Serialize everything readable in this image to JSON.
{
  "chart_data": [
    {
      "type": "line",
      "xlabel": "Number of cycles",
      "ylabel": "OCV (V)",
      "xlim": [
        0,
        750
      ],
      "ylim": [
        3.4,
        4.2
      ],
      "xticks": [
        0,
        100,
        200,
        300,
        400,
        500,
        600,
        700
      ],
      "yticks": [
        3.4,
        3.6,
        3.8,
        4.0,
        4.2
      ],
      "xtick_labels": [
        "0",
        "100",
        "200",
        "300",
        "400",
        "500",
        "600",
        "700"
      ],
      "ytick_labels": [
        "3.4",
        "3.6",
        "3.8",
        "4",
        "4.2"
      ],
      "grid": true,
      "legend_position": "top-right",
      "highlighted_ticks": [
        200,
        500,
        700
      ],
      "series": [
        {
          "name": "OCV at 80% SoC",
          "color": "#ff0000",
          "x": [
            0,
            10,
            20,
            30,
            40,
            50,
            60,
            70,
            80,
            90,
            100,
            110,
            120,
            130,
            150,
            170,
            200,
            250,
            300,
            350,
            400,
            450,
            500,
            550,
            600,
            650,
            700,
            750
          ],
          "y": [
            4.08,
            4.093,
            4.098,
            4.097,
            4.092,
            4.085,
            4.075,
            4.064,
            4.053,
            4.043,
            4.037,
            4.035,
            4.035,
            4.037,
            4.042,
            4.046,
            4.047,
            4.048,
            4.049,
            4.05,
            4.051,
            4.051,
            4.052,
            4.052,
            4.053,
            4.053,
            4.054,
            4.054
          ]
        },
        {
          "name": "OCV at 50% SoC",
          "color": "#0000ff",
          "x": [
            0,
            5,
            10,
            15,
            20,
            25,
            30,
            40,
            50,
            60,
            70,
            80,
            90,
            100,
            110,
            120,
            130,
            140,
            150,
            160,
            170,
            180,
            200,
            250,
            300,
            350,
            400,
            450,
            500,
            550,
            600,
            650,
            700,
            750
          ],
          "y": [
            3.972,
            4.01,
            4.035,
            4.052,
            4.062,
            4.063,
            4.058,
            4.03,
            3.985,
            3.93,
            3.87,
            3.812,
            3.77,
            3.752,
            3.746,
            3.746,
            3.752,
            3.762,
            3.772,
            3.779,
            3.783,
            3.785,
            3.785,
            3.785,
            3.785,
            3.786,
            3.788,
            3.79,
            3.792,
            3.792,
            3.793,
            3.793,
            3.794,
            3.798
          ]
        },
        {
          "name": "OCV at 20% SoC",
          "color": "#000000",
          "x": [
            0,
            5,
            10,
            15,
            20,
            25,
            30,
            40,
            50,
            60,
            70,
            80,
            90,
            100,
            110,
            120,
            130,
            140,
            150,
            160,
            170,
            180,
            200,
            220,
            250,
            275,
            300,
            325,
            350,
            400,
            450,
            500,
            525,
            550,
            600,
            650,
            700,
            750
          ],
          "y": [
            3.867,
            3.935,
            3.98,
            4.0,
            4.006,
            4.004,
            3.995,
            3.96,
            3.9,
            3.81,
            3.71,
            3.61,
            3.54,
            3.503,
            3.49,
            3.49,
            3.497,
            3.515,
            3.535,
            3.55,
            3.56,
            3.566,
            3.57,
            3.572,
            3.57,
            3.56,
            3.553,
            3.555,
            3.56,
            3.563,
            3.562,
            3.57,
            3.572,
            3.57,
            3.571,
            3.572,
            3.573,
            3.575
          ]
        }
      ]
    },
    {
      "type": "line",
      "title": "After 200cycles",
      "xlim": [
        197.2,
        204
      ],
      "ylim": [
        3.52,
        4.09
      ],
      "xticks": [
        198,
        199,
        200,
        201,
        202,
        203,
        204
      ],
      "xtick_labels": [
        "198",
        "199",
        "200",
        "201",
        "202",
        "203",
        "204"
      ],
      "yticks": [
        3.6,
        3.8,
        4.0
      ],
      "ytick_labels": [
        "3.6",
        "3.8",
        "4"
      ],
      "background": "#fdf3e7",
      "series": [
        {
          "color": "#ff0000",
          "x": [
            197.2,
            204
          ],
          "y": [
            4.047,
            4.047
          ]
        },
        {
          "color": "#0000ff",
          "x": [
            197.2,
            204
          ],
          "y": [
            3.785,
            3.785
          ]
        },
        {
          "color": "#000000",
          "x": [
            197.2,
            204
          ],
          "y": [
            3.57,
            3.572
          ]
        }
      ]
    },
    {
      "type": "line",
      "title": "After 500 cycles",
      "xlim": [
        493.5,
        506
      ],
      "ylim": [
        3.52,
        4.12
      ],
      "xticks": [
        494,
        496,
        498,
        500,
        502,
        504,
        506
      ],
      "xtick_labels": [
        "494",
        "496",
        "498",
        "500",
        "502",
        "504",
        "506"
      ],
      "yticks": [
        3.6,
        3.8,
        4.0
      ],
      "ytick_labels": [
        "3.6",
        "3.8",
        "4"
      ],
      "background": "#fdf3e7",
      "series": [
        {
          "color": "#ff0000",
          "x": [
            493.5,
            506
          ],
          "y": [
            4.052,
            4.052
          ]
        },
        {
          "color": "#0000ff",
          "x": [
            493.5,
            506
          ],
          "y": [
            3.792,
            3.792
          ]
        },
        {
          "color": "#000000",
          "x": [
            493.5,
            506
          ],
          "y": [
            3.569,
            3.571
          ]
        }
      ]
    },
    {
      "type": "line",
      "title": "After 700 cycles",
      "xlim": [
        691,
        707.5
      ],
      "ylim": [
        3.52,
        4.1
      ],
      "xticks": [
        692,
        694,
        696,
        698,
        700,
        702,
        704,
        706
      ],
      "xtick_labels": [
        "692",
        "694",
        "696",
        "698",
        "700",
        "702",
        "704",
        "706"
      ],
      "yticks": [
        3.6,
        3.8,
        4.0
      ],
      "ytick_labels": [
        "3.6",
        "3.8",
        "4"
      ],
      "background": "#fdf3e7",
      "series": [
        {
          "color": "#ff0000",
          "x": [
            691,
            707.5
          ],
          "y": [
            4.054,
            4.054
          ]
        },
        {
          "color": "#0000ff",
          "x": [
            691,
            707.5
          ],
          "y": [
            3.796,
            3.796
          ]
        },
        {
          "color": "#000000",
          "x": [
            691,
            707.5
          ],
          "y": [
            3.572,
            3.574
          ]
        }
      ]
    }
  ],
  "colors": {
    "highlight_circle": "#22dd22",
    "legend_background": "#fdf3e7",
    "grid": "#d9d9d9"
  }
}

********************

Hand back the material above in full, exactly as written.

Serialize everything readable in this image to JSON.
{
  "chart_data": [
    {
      "type": "line",
      "xlabel": "Number of cycles",
      "ylabel": "OCV (V)",
      "xlim": [
        0,
        750
      ],
      "ylim": [
        3.4,
        4.2
      ],
      "xticks": [
        0,
        100,
        200,
        300,
        400,
        500,
        600,
        700
      ],
      "yticks": [
        3.4,
        3.6,
        3.8,
        4.0,
        4.2
      ],
      "xtick_labels": [
        "0",
        "100",
        "200",
        "300",
        "400",
        "500",
        "600",
        "700"
      ],
      "ytick_labels": [
        "3.4",
        "3.6",
        "3.8",
        "4",
        "4.2"
      ],
      "grid": true,
      "legend_position": "top-right",
      "highlighted_ticks": [
        200,
        500,
        700
      ],
      "series": [
        {
          "name": "OCV at 80% SoC",
          "color": "#ff0000",
          "x": [
            0,
            10,
            20,
            30,
            40,
            50,
            60,
            70,
            80,
            90,
            100,
            110,
            120,
            130,
            150,
            170,
            200,
            250,
            300,
            350,
            400,
            450,
            500,
            550,
            600,
            650,
            700,
            750
          ],
          "y": [
            4.08,
            4.093,
            4.098,
            4.097,
            4.092,
            4.085,
            4.075,
            4.064,
            4.053,
            4.043,
            4.037,
            4.035,
            4.035,
            4.037,
            4.042,
            4.046,
            4.047,
            4.048,
            4.049,
            4.05,
            4.051,
            4.051,
            4.052,
            4.052,
            4.053,
            4.053,
            4.054,
            4.054
          ]
        },
        {
          "name": "OCV at 50% SoC",
          "color": "#0000ff",
          "x": [
            0,
            5,
            10,
            15,
            20,
            25,
            30,
            40,
            50,
            60,
            70,
            80,
            90,
            100,
            110,
            120,
            130,
            140,
            150,
            160,
            170,
            180,
            200,
            250,
            300,
            350,
            400,
            450,
            500,
            550,
            600,
            650,
            700,
            750
          ],
          "y": [
            3.972,
            4.01,
            4.035,
            4.052,
            4.062,
            4.063,
            4.058,
            4.03,
            3.985,
            3.93,
            3.87,
            3.812,
            3.77,
            3.752,
            3.746,
            3.746,
            3.752,
            3.762,
            3.772,
            3.779,
            3.783,
            3.785,
            3.785,
            3.785,
            3.785,
            3.786,
            3.788,
            3.79,
            3.792,
            3.792,
            3.793,
            3.793,
            3.794,
            3.798
          ]
        },
        {
          "name": "OCV at 20% SoC",
          "color": "#000000",
          "x": [
            0,
            5,
            10,
            15,
            20,
            25,
            30,
            40,
            50,
            60,
            70,
            80,
            90,
            100,
            110,
            120,
            130,
            140,
            150,
            160,
            170,
            180,
            200,
            220,
            250,
            275,
            300,
            325,
            350,
            400,
            450,
            500,
            525,
            550,
            600,
            650,
            700,
            750
          ],
          "y": [
            3.867,
            3.935,
            3.98,
            4.0,
            4.006,
            4.004,
            3.995,
            3.96,
            3.9,
            3.81,
            3.71,
            3.61,
            3.54,
            3.503,
            3.49,
            3.49,
            3.497,
            3.515,
            3.535,
            3.55,
            3.56,
            3.566,
            3.57,
            3.572,
            3.57,
            3.56,
            3.553,
            3.555,
            3.56,
            3.563,
            3.562,
            3.57,
            3.572,
            3.57,
            3.571,
            3.572,
            3.573,
            3.575
          ]
        }
      ]
    },
    {
      "type": "line",
      "title": "After 200cycles",
      "xlim": [
        197.2,
        204
      ],
      "ylim": [
        3.52,
        4.09
      ],
      "xticks": [
        198,
        199,
        200,
        201,
        202,
        203,
        204
      ],
      "xtick_labels": [
        "198",
        "199",
        "200",
        "201",
        "202",
        "203",
        "204"
      ],
      "yticks": [
        3.6,
        3.8,
        4.0
      ],
      "ytick_labels": [
        "3.6",
        "3.8",
        "4"
      ],
      "background": "#fdf3e7",
      "series": [
        {
          "color": "#ff0000",
          "x": [
            197.2,
            204
          ],
          "y": [
            4.047,
            4.047
          ]
        },
        {
          "color": "#0000ff",
          "x": [
            197.2,
            204
          ],
          "y": [
            3.785,
            3.785
          ]
        },
        {
          "color": "#000000",
          "x": [
            197.2,
            204
          ],
          "y": [
            3.57,
            3.572
          ]
        }
      ]
    },
    {
      "type": "line",
      "title": "After 500 cycles",
      "xlim": [
        493.5,
        506
      ],
      "ylim": [
        3.52,
        4.12
      ],
      "xticks": [
        494,
        496,
        498,
        500,
        502,
        504,
        506
      ],
      "xtick_labels": [
        "494",
        "496",
        "498",
        "500",
        "502",
        "504",
        "506"
      ],
      "yticks": [
        3.6,
        3.8,
        4.0
      ],
      "ytick_labels": [
        "3.6",
        "3.8",
        "4"
      ],
      "background": "#fdf3e7",
      "series": [
        {
          "color": "#ff0000",
          "x": [
            493.5,
            506
          ],
          "y": [
            4.052,
            4.052
          ]
        },
        {
          "color": "#0000ff",
          "x": [
            493.5,
            506
          ],
          "y": [
            3.792,
            3.792
          ]
        },
        {
          "color": "#000000",
          "x": [
            493.5,
            506
          ],
          "y": [
            3.569,
            3.571
          ]
        }
      ]
    },
    {
      "type": "line",
      "title": "After 700 cycles",
      "xlim": [
        691,
        707.5
      ],
      "ylim": [
        3.52,
        4.1
      ],
      "xticks": [
        692,
        694,
        696,
        698,
        700,
        702,
        704,
        706
      ],
      "xtick_labels": [
        "692",
        "694",
        "696",
        "698",
        "700",
        "702",
        "704",
        "706"
      ],
      "yticks": [
        3.6,
        3.8,
        4.0
      ],
      "ytick_labels": [
        "3.6",
        "3.8",
        "4"
      ],
      "background": "#fdf3e7",
      "series": [
        {
          "color": "#ff0000",
          "x": [
            691,
            707.5
          ],
          "y": [
            4.054,
            4.054
          ]
        },
        {
          "color": "#0000ff",
          "x": [
            691,
            707.5
          ],
          "y": [
            3.796,
            3.796
          ]
        },
        {
          "color": "#000000",
          "x": [
            691,
            707.5
          ],
          "y": [
            3.572,
            3.574
          ]
        }
      ]
    }
  ],
  "colors": {
    "highlight_circle": "#22dd22",
    "legend_background": "#fdf3e7",
    "grid": "#d9d9d9"
  }
}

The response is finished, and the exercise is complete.